Start of Data shown
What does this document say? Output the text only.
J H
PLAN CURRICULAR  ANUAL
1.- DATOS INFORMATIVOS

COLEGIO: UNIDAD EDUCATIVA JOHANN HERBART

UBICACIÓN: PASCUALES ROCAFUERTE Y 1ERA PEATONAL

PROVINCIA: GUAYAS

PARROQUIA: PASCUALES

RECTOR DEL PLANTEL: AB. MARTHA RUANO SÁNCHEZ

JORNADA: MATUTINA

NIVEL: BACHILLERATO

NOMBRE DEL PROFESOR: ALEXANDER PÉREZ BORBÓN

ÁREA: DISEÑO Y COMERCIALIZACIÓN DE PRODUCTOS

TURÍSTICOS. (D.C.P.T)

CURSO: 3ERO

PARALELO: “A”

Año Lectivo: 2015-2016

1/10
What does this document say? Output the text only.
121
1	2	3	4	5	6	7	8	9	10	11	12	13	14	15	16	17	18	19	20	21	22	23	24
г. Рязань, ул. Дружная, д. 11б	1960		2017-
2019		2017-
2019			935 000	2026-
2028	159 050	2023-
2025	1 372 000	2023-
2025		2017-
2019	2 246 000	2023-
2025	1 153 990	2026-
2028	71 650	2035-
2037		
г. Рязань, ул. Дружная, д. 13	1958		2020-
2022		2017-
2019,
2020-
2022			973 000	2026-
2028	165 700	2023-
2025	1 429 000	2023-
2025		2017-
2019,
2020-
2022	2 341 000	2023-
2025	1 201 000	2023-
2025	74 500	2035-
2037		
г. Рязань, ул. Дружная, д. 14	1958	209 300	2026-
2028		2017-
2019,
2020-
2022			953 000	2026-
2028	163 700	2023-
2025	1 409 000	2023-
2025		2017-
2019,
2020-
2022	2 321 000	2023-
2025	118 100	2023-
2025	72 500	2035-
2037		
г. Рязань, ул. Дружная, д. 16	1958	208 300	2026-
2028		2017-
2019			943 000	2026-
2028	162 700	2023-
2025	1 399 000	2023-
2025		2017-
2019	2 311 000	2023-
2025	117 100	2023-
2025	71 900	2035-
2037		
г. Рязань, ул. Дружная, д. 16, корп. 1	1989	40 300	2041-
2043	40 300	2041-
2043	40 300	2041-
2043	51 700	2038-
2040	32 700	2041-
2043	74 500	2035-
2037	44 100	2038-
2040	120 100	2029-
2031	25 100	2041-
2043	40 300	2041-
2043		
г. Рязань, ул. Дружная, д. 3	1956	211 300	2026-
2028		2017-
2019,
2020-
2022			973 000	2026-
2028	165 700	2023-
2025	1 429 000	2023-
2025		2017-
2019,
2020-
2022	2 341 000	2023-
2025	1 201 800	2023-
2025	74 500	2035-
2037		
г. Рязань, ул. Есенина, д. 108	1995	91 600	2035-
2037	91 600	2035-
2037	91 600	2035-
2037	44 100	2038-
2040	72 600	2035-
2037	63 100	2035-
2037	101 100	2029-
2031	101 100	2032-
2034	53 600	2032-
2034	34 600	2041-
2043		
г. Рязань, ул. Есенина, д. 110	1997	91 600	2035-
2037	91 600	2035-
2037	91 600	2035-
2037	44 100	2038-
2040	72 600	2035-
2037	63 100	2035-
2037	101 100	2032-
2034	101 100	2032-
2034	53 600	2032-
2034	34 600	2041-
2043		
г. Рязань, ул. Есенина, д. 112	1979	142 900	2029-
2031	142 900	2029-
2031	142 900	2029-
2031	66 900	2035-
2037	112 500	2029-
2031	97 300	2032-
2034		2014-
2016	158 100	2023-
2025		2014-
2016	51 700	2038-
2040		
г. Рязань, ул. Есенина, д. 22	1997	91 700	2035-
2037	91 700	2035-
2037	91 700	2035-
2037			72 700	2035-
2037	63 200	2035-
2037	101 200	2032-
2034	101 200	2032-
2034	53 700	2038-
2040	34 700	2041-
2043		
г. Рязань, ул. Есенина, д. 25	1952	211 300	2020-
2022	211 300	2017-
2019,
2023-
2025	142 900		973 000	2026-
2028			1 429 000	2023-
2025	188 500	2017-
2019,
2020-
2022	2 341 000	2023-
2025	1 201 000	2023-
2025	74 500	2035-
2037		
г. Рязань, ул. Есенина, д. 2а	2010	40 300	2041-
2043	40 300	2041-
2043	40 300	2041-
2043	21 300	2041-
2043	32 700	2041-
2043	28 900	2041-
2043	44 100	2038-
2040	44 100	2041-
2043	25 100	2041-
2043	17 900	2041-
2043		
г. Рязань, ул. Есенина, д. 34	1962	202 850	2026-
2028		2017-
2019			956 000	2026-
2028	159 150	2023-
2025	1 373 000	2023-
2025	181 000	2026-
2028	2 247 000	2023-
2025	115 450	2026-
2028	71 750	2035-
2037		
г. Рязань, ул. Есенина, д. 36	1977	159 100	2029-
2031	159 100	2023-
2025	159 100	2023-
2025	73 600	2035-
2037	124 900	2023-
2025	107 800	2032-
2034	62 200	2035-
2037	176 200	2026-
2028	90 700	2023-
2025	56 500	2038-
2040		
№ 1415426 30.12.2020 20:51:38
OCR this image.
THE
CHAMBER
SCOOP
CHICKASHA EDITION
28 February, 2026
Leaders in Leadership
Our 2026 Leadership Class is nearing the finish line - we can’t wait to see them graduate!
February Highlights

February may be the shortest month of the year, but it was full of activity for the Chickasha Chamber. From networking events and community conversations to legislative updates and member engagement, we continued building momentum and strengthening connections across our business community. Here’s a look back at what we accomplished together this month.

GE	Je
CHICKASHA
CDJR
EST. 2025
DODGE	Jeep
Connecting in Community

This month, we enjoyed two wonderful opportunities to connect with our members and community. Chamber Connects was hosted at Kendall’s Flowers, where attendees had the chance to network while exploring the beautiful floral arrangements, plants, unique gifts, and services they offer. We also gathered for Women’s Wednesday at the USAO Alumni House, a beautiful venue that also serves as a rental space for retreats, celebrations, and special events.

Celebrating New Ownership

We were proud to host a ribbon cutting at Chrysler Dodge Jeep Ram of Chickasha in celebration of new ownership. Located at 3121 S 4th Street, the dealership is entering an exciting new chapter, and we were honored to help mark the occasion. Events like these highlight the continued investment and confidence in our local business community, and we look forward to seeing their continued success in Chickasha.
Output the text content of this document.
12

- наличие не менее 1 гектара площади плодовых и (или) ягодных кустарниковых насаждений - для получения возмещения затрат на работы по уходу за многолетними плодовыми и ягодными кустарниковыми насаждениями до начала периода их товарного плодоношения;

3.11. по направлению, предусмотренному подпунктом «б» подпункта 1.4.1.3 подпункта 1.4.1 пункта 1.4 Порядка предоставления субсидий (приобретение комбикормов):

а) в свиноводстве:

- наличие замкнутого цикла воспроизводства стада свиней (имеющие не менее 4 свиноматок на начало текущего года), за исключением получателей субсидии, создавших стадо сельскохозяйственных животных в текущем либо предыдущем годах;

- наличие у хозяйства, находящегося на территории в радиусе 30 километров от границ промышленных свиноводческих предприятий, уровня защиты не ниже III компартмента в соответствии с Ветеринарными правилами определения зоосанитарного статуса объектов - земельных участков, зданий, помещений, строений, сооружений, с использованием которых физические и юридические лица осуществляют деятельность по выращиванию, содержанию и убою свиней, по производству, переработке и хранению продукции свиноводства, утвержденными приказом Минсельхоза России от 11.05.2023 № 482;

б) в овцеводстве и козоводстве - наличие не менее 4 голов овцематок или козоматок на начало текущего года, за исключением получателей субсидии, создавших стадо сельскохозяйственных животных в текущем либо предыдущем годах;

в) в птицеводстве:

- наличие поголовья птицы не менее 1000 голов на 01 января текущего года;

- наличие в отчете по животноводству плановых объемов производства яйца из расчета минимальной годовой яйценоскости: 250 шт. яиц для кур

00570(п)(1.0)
End of Data shown
Given problem: Provide the count, and nothing else, of lines in the data above where the word "исключением" occurs.

Correct answer: 2